Scan the data below for the string "this". Show every line where it turns up.

PROVIDED RECORDS:

====

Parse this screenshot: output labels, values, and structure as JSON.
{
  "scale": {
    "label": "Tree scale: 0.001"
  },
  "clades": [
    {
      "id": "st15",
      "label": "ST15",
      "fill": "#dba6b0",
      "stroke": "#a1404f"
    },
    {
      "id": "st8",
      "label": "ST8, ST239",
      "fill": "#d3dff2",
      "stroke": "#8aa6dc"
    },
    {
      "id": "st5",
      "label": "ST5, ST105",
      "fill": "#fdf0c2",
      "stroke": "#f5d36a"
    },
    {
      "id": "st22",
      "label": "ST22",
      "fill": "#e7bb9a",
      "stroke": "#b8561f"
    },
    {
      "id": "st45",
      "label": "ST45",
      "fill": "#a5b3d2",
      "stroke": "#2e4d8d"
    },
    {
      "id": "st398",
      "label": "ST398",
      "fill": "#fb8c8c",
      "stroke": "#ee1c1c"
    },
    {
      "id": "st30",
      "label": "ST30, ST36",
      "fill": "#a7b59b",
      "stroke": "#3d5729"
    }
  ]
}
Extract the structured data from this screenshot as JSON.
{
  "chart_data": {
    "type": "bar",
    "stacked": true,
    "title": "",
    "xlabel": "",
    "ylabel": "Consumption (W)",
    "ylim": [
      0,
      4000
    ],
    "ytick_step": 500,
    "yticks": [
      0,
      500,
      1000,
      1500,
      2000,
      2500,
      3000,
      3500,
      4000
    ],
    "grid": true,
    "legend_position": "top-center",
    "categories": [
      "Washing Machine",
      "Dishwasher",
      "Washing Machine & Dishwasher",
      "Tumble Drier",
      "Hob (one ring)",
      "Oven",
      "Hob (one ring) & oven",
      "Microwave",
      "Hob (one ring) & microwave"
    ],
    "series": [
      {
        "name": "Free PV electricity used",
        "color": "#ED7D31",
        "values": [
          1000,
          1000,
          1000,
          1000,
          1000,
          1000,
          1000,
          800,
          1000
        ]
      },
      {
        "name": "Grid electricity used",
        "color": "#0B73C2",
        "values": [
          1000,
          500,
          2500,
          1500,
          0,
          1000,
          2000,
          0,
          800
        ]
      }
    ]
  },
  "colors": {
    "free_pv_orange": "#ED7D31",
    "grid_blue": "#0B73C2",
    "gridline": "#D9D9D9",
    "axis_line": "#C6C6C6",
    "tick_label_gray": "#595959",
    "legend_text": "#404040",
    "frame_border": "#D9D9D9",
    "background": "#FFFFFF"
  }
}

====

EXERCISE RESULT:
Parse this screenshot: output labels, values, and structure as JSON.
Extract the structured data from this screenshot as JSON.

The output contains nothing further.